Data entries
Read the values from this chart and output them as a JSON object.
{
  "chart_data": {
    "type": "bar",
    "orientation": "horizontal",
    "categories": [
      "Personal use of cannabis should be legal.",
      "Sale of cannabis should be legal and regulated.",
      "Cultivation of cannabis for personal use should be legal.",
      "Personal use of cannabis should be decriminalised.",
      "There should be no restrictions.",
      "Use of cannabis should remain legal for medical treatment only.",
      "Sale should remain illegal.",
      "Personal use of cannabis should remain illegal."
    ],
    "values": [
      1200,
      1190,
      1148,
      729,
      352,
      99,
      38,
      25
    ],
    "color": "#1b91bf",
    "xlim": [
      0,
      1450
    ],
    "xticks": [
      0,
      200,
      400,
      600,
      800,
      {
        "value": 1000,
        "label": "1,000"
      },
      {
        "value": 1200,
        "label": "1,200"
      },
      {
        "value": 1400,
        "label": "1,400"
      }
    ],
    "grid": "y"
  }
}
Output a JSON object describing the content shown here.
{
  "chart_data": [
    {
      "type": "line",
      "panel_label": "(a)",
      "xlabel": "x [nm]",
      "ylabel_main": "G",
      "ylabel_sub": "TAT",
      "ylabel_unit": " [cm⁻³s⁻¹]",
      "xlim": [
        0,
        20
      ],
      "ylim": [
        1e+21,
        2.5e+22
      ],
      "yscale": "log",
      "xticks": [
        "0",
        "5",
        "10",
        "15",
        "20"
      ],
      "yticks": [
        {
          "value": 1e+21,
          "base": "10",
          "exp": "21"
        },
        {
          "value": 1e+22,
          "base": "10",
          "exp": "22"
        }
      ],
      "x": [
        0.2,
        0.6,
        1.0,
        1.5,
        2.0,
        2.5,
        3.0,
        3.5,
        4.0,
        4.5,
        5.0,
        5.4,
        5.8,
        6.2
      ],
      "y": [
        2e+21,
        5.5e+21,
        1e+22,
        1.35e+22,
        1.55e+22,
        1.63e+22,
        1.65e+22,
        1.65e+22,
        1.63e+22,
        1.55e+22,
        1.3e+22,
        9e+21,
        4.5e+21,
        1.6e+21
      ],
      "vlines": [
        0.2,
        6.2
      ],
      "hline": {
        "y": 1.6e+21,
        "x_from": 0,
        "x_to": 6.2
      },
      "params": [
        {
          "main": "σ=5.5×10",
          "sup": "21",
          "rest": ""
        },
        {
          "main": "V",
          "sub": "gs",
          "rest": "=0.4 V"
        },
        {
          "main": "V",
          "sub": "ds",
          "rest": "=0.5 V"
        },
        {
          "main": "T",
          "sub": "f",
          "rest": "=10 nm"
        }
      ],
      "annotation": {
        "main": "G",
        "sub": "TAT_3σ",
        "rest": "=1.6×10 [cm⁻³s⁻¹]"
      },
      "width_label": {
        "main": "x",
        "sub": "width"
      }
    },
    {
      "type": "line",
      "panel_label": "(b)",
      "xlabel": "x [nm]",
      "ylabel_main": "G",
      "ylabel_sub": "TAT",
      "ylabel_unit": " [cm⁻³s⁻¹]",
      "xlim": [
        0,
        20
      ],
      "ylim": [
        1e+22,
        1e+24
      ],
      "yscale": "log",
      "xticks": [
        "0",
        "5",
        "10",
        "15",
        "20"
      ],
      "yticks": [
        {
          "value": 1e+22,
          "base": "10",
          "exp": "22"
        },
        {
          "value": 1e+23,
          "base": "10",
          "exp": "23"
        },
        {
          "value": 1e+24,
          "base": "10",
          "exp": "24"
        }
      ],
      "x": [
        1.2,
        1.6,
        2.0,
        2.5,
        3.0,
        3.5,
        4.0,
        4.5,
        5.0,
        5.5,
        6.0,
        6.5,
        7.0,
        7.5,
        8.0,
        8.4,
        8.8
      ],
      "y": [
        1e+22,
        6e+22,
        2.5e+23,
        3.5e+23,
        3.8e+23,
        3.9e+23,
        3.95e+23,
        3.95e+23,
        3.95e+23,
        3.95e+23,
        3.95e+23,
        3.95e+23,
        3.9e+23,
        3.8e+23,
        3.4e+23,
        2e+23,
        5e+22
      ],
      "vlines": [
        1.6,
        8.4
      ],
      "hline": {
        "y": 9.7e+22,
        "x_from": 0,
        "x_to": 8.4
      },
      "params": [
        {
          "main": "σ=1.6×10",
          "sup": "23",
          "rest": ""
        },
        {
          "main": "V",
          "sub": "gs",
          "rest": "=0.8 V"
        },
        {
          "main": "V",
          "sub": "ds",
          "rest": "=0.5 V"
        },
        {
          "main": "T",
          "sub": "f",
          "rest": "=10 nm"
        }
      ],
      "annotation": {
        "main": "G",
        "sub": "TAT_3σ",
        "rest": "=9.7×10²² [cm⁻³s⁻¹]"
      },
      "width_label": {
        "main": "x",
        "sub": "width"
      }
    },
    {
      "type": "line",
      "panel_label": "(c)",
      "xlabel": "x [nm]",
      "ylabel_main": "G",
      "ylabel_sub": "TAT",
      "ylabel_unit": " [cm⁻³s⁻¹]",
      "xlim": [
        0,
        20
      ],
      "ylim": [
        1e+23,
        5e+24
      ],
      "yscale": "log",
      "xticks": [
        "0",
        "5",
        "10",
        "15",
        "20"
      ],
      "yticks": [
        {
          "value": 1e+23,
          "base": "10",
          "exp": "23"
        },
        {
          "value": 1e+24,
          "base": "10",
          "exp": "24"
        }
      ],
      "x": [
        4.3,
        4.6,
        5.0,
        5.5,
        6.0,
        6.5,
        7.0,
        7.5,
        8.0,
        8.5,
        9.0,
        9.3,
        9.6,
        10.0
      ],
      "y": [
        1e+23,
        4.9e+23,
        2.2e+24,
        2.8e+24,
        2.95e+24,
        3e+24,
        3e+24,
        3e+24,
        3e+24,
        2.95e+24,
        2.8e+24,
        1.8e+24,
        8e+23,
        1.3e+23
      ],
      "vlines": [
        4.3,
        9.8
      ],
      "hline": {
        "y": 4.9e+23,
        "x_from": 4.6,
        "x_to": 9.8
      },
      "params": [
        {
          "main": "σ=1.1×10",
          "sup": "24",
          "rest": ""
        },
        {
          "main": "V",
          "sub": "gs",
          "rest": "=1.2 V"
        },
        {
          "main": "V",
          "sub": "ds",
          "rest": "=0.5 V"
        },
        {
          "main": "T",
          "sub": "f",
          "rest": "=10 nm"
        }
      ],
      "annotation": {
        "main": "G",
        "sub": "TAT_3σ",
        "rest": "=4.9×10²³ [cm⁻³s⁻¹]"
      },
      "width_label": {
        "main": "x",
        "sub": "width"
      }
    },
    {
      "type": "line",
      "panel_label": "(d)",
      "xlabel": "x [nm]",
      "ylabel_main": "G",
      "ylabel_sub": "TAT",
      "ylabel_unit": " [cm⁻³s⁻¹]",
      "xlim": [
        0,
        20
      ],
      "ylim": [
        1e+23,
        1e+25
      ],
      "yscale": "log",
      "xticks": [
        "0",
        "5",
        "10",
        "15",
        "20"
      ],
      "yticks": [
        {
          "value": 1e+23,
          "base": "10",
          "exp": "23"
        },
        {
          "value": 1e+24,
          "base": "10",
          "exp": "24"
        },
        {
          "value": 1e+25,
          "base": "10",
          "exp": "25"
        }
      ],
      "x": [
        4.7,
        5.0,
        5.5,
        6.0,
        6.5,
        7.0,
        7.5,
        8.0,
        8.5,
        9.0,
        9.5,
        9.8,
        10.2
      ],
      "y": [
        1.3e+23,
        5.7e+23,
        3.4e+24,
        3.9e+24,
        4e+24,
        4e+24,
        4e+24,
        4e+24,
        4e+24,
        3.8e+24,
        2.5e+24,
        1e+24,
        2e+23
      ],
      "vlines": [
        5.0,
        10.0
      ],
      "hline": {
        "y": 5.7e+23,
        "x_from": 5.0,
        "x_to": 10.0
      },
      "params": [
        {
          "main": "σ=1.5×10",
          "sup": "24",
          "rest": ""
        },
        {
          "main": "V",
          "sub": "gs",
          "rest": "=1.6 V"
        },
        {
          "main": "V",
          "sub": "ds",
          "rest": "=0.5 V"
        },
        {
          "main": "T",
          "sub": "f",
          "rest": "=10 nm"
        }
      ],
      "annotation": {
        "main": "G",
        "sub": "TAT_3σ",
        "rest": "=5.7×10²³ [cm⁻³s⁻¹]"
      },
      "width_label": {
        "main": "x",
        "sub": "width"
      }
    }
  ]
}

YOUR INSTRUCTIONS:
Look over the records above and copy each line that includes the string "values".

RESPONSE TO THE EXERCISE:
Read the values from this chart and output them as a JSON object.
    "values": [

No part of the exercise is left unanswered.